[Figure record extracts]

[Begin]

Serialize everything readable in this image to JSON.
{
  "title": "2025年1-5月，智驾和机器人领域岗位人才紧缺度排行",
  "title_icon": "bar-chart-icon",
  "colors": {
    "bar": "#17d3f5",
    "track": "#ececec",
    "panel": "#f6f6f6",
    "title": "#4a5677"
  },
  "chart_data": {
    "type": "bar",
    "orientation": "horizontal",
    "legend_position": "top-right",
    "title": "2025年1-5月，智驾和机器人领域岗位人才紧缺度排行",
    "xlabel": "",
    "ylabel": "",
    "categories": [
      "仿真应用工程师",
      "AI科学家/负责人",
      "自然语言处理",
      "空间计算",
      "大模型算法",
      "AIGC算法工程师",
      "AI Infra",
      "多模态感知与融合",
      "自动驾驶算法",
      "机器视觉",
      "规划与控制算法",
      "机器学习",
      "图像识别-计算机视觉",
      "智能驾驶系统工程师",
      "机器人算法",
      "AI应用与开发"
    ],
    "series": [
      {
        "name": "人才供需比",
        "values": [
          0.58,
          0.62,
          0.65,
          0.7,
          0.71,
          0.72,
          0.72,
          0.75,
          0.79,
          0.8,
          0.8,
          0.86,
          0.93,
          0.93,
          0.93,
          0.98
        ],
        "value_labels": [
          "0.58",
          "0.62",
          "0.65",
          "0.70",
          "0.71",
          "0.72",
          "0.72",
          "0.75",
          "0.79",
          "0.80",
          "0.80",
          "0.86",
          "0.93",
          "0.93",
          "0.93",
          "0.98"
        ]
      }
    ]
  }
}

[End]

Identify all lines in the records above with the word "智驾和机器人领域岗位人才紧缺度排行".

_Expected answer_
  "title": "2025年1-5月，智驾和机器人领域岗位人才紧缺度排行",
    "title": "2025年1-5月，智驾和机器人领域岗位人才紧缺度排行",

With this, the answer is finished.